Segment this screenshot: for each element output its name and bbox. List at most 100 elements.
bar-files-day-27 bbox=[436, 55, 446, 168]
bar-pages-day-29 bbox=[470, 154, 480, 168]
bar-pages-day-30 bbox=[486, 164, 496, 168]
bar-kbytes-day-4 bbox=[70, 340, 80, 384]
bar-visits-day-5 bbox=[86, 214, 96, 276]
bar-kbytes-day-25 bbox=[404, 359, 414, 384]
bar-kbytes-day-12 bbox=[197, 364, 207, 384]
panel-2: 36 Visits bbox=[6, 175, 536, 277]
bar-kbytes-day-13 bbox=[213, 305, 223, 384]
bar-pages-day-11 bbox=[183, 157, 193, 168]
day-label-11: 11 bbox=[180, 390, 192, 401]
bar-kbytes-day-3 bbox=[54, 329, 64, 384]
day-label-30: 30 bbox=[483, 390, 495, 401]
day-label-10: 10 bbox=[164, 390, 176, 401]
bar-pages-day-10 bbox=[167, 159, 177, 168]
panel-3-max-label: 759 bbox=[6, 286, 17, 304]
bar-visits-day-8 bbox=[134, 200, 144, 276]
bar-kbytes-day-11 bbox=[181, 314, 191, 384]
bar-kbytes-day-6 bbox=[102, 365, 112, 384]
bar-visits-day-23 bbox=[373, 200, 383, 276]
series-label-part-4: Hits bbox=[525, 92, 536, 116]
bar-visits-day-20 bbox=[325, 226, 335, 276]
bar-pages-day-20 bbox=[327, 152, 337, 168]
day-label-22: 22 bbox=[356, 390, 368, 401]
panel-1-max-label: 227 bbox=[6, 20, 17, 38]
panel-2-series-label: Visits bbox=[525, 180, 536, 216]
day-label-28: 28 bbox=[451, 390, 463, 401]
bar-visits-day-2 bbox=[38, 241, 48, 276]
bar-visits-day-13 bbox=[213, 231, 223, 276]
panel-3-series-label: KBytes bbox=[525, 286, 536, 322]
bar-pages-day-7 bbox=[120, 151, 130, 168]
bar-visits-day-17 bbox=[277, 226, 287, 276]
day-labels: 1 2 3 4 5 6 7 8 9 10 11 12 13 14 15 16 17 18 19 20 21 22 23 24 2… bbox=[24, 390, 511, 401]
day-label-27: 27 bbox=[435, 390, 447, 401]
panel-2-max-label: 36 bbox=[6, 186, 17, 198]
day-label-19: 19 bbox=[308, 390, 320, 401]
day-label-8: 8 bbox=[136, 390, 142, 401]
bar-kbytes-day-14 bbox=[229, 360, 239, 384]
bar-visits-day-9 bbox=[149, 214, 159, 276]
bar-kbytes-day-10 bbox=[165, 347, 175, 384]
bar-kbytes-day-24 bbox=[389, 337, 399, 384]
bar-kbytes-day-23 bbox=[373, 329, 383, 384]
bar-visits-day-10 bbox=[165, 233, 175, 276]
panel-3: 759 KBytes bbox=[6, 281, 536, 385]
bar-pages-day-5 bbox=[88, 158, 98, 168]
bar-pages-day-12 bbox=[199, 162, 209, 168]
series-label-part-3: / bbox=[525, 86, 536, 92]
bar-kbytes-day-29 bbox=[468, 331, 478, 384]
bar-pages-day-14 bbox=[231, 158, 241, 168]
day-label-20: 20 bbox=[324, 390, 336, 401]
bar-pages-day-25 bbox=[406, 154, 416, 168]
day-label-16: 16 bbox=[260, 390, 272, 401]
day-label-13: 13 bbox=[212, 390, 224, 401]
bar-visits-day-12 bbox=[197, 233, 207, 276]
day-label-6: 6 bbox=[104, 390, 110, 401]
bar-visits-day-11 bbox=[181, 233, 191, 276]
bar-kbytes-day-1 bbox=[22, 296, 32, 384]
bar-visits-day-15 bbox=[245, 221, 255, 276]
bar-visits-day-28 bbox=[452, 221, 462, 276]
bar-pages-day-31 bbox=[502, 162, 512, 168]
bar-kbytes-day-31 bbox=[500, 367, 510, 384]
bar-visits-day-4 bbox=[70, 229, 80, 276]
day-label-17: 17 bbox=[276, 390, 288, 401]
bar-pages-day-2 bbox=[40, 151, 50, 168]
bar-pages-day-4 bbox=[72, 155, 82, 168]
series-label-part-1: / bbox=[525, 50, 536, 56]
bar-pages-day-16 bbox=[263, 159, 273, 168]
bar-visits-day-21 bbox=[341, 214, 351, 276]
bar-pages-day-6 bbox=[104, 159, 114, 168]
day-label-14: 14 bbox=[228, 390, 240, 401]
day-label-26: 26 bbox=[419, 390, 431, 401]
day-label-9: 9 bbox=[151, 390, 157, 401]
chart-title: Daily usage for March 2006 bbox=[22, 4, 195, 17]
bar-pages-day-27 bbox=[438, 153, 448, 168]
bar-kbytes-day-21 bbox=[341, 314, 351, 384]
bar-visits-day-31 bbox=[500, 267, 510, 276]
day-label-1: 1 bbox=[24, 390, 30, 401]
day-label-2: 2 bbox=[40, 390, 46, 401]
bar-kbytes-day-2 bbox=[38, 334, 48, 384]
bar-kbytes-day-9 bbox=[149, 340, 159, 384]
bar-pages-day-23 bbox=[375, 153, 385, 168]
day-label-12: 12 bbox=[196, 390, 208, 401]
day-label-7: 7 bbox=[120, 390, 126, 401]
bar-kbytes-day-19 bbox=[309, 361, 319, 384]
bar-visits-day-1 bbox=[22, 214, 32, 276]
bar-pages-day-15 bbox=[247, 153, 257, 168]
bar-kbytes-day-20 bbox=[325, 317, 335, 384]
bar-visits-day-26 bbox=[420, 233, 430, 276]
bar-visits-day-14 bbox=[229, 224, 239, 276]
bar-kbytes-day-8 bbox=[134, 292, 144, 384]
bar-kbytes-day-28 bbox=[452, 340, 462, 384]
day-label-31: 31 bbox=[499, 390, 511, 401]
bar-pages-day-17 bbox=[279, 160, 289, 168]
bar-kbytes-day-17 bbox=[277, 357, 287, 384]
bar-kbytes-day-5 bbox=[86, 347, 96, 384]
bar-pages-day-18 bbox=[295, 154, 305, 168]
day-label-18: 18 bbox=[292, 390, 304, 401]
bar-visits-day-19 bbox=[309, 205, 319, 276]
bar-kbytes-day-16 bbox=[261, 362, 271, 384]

━━━━━━━━━━━━━━━━

## OBJECTIVE
Please state how many lines in the entries above contain the string "part", and reply with only the number.

## WRITTEN RESPONSE
3